* STATED PROBLEM
Only the number is wanted: how many lines of the data contain "investment"?

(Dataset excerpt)
--- BEGIN ---
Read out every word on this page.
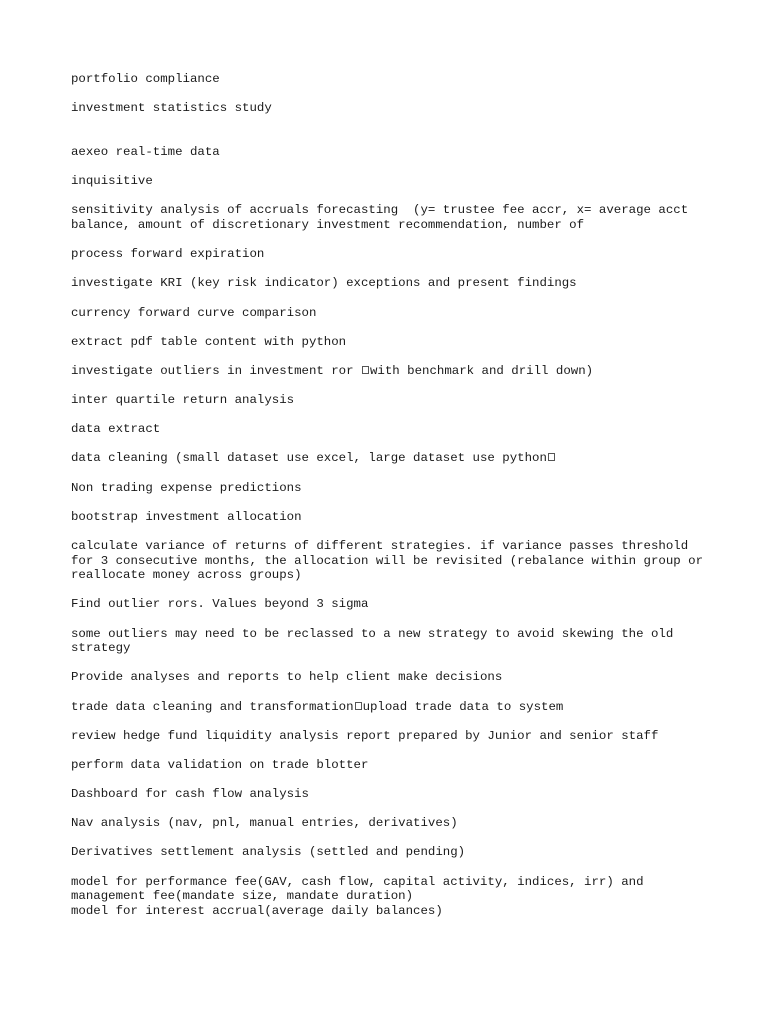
portfolio compliance

investment statistics study

aexeo real-time data

inquisitive

sensitivity analysis of accruals forecasting  (y= trustee fee accr, x= average acct balance, amount of discretionary investment recommendation, number of

process forward expiration

investigate KRI (key risk indicator) exceptions and present findings

currency forward curve comparison

extract pdf table content with python

investigate outliers in investment ror with benchmark and drill down)

inter quartile return analysis

data extract

data cleaning (small dataset use excel, large dataset use python

Non trading expense predictions

bootstrap investment allocation

calculate variance of returns of different strategies. if variance passes threshold for 3 consecutive months, the allocation will be revisited (rebalance within group or reallocate money across groups)

Find outlier rors. Values beyond 3 sigma

some outliers may need to be reclassed to a new strategy to avoid skewing the old strategy

Provide analyses and reports to help client make decisions

trade data cleaning and transformation upload trade data to system

review hedge fund liquidity analysis report prepared by Junior and senior staff

perform data validation on trade blotter

Dashboard for cash flow analysis

Nav analysis (nav, pnl, manual entries, derivatives)

Derivatives settlement analysis (settled and pending)

model for performance fee(GAV, cash flow, capital activity, indices, irr) and management fee(mandate size, mandate duration)

model for interest accrual(average daily balances)
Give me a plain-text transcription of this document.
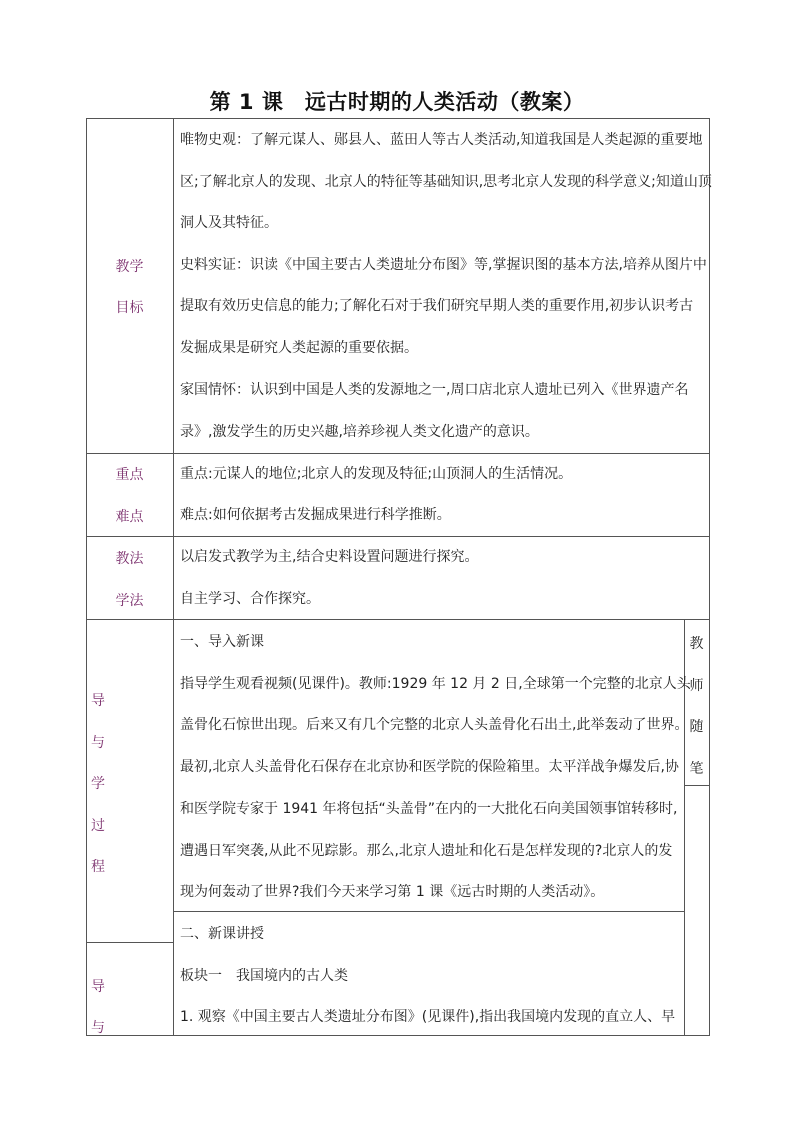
第 1 课　远古时期的人类活动（教案）
教学
目标
唯物史观：了解元谋人、郧县人、蓝田人等古人类活动,知道我国是人类起源的重要地
区;了解北京人的发现、北京人的特征等基础知识,思考北京人发现的科学意义;知道山顶
洞人及其特征。
史料实证：识读《中国主要古人类遗址分布图》等,掌握识图的基本方法,培养从图片中
提取有效历史信息的能力;了解化石对于我们研究早期人类的重要作用,初步认识考古
发掘成果是研究人类起源的重要依据。
家国情怀：认识到中国是人类的发源地之一,周口店北京人遗址已列入《世界遗产名
录》,激发学生的历史兴趣,培养珍视人类文化遗产的意识。
重点
难点
重点:元谋人的地位;北京人的发现及特征;山顶洞人的生活情况。
难点:如何依据考古发掘成果进行科学推断。
教法
学法
以启发式教学为主,结合史料设置问题进行探究。
自主学习、合作探究。
导
与
学
过
程
导
与
教
师
随
笔
一、导入新课
指导学生观看视频(见课件)。教师:1929 年 12 月 2 日,全球第一个完整的北京人头
盖骨化石惊世出现。后来又有几个完整的北京人头盖骨化石出土,此举轰动了世界。
最初,北京人头盖骨化石保存在北京协和医学院的保险箱里。太平洋战争爆发后,协
和医学院专家于 1941 年将包括“头盖骨”在内的一大批化石向美国领事馆转移时,
遭遇日军突袭,从此不见踪影。那么,北京人遗址和化石是怎样发现的?北京人的发
现为何轰动了世界?我们今天来学习第 1 课《远古时期的人类活动》。
二、新课讲授
板块一　我国境内的古人类
1. 观察《中国主要古人类遗址分布图》(见课件),指出我国境内发现的直立人、早
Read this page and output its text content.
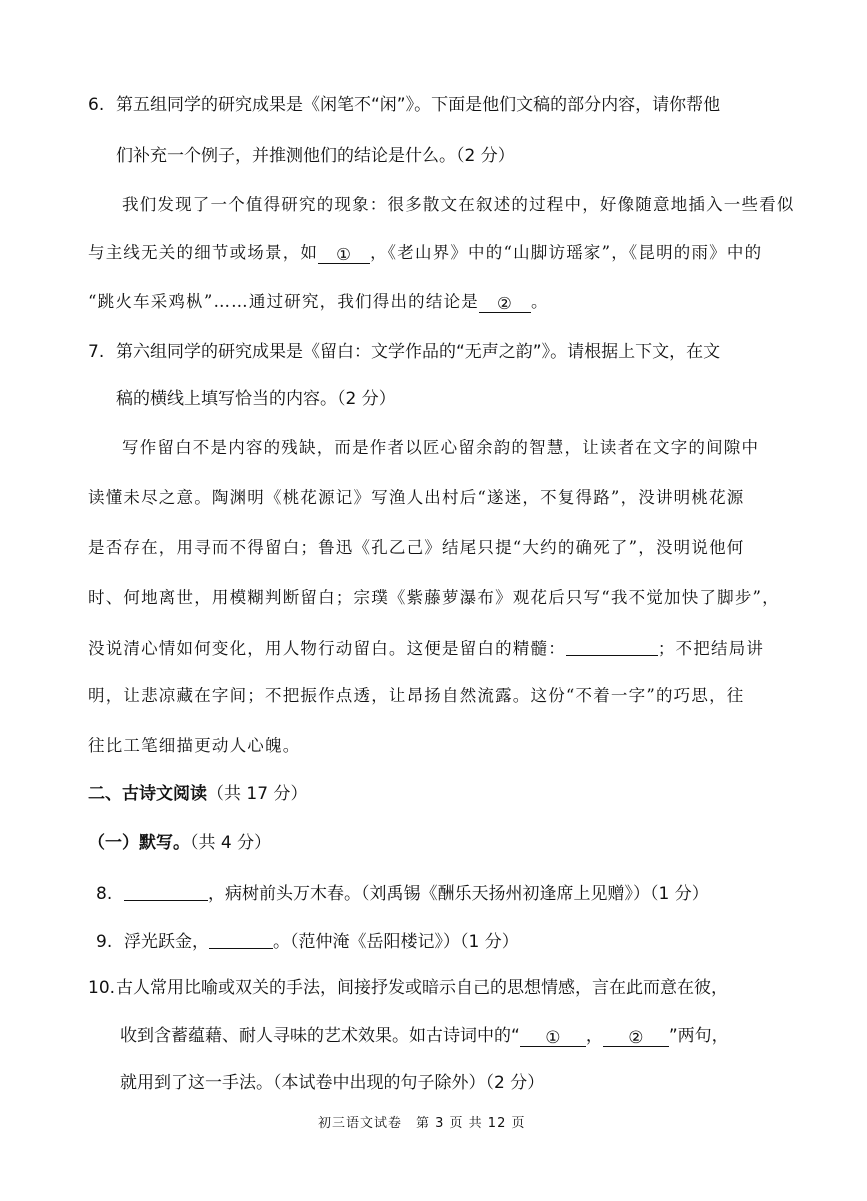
6. 第五组同学的研究成果是《闲笔不“闲”》。下面是他们文稿的部分内容，请你帮他
们补充一个例子，并推测他们的结论是什么。（2 分）
我们发现了一个值得研究的现象：很多散文在叙述的过程中，好像随意地插入一些看似
与主线无关的细节或场景，如 ① ，《老山界》中的“山脚访瑶家”，《昆明的雨》中的
“跳火车采鸡枞”……通过研究，我们得出的结论是 ② 。
7. 第六组同学的研究成果是《留白：文学作品的“无声之韵”》。请根据上下文，在文
稿的横线上填写恰当的内容。（2 分）
写作留白不是内容的残缺，而是作者以匠心留余韵的智慧，让读者在文字的间隙中
读懂未尽之意。陶渊明《桃花源记》写渔人出村后“遂迷，不复得路”，没讲明桃花源
是否存在，用寻而不得留白；鲁迅《孔乙己》结尾只提“大约的确死了”，没明说他何
时、何地离世，用模糊判断留白；宗璞《紫藤萝瀑布》观花后只写“我不觉加快了脚步”，
没说清心情如何变化，用人物行动留白。这便是留白的精髓：	；不把结局讲
明，让悲凉藏在字间；不把振作点透，让昂扬自然流露。这份“不着一字”的巧思，往
往比工笔细描更动人心魄。
二、古诗文阅读（共 17 分）
（一）默写。（共 4 分）
8.	，病树前头万木春。（刘禹锡《酬乐天扬州初逢席上见赠》）（1 分）
9. 浮光跃金，	。（范仲淹《岳阳楼记》）（1 分）
10.古人常用比喻或双关的手法，间接抒发或暗示自己的思想情感，言在此而意在彼，
收到含蓄蕴藉、耐人寻味的艺术效果。如古诗词中的“ ① ， ② ”两句，
就用到了这一手法。（本试卷中出现的句子除外）（2 分）
初三语文试卷　第 3 页 共 12 页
--- END ---
* EXERCISE OUTPUT
4